**OBJECTIVE**
Filter the data below for the string "icon" and copy each matching line.

**EXCERPTED DATA**
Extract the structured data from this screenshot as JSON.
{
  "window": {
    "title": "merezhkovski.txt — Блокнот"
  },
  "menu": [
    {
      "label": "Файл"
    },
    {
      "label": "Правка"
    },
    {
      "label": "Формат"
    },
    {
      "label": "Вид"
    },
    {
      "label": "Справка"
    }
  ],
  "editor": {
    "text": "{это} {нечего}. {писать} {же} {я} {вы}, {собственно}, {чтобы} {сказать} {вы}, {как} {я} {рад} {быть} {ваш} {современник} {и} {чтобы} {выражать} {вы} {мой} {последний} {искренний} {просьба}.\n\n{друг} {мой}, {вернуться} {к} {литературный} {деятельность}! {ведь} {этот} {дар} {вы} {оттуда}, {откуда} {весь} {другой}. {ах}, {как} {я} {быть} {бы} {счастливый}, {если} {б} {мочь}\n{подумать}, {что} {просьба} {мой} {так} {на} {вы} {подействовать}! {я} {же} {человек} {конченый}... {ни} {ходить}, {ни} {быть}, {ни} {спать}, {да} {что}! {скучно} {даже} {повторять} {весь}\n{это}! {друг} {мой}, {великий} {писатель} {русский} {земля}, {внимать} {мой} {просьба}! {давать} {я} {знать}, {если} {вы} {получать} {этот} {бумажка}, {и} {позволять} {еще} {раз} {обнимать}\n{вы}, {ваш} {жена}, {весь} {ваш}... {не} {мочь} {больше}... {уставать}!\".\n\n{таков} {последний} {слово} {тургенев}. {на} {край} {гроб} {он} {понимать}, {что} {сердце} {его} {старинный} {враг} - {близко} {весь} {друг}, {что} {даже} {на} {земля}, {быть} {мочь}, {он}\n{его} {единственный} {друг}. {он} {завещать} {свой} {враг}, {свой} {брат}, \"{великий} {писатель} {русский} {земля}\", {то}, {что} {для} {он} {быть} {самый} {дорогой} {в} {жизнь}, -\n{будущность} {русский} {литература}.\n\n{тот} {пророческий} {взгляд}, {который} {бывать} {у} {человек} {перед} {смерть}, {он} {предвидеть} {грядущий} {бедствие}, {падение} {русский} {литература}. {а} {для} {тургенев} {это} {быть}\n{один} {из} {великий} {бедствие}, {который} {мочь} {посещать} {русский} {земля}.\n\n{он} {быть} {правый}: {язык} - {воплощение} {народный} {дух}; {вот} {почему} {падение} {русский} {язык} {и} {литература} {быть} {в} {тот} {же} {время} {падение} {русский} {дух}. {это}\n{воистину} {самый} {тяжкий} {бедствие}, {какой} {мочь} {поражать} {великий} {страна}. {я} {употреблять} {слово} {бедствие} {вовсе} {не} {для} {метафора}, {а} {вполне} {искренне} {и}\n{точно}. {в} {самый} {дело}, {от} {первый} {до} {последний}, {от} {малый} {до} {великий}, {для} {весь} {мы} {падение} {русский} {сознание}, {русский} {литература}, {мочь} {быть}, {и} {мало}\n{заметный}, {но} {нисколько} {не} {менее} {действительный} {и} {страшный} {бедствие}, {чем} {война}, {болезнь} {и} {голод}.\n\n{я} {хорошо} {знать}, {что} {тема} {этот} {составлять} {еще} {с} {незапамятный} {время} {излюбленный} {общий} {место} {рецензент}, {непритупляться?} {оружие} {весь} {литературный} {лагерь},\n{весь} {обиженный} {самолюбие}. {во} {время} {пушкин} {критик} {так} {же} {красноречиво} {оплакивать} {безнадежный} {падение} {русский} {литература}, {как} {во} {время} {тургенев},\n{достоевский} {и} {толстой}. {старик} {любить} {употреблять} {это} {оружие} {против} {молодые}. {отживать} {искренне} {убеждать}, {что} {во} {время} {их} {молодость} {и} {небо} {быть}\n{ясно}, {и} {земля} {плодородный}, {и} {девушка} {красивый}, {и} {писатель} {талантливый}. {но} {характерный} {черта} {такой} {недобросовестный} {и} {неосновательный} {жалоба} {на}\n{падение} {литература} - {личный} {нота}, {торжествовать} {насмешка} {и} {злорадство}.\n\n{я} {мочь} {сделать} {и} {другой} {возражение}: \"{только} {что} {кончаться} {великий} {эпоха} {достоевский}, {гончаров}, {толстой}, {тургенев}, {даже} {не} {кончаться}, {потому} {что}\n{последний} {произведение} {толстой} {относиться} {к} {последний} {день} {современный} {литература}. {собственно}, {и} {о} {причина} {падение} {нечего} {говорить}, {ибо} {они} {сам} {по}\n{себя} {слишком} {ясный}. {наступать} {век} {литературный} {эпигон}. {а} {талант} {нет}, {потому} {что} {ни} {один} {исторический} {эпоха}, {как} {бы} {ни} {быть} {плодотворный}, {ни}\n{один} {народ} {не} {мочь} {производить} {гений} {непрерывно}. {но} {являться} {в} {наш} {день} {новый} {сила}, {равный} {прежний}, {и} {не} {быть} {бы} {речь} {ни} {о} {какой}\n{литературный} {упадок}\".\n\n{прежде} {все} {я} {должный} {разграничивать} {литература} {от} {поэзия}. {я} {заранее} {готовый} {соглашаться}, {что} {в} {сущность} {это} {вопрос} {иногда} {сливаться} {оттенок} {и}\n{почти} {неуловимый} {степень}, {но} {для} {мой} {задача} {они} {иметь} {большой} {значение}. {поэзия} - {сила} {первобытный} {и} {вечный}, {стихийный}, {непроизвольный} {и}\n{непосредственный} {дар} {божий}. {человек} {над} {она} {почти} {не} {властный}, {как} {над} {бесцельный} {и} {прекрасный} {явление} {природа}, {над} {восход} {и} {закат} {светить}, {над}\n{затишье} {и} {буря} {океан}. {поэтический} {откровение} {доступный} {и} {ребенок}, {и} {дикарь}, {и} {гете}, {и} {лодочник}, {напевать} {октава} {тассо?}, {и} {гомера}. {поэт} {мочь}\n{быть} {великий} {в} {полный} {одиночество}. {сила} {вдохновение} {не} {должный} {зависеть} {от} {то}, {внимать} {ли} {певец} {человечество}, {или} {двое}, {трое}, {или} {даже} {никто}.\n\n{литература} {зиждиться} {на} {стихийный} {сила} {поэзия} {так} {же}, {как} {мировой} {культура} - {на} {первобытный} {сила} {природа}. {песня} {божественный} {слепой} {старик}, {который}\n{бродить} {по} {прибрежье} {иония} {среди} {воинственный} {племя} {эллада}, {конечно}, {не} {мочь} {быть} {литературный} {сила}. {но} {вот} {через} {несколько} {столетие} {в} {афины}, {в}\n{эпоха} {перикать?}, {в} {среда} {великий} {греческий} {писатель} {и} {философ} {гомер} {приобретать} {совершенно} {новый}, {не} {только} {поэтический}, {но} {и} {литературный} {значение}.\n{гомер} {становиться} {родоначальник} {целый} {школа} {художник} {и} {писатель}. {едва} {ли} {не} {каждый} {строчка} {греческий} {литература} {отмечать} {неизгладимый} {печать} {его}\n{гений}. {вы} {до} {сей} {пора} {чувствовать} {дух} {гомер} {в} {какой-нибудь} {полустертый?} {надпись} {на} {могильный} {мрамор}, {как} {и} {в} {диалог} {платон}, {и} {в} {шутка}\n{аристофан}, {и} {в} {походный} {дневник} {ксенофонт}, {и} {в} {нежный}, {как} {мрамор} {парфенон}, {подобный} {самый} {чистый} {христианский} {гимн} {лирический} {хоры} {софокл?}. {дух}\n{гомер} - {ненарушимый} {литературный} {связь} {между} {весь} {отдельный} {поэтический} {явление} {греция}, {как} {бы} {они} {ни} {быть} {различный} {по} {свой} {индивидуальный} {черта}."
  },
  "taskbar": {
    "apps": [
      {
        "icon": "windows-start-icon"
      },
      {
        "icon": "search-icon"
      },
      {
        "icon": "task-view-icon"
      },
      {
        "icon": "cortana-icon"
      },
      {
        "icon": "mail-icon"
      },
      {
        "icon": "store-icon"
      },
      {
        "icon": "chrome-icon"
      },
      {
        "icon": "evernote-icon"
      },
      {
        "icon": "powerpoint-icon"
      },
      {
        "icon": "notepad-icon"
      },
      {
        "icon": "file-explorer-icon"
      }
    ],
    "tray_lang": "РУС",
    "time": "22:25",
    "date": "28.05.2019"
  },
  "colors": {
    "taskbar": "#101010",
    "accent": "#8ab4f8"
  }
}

**TASK SOLUTION**
        "icon": "windows-start-icon"
        "icon": "search-icon"
        "icon": "task-view-icon"
        "icon": "cortana-icon"
        "icon": "mail-icon"
        "icon": "store-icon"
        "icon": "chrome-icon"
        "icon": "evernote-icon"
        "icon": "powerpoint-icon"
        "icon": "notepad-icon"
        "icon": "file-explorer-icon"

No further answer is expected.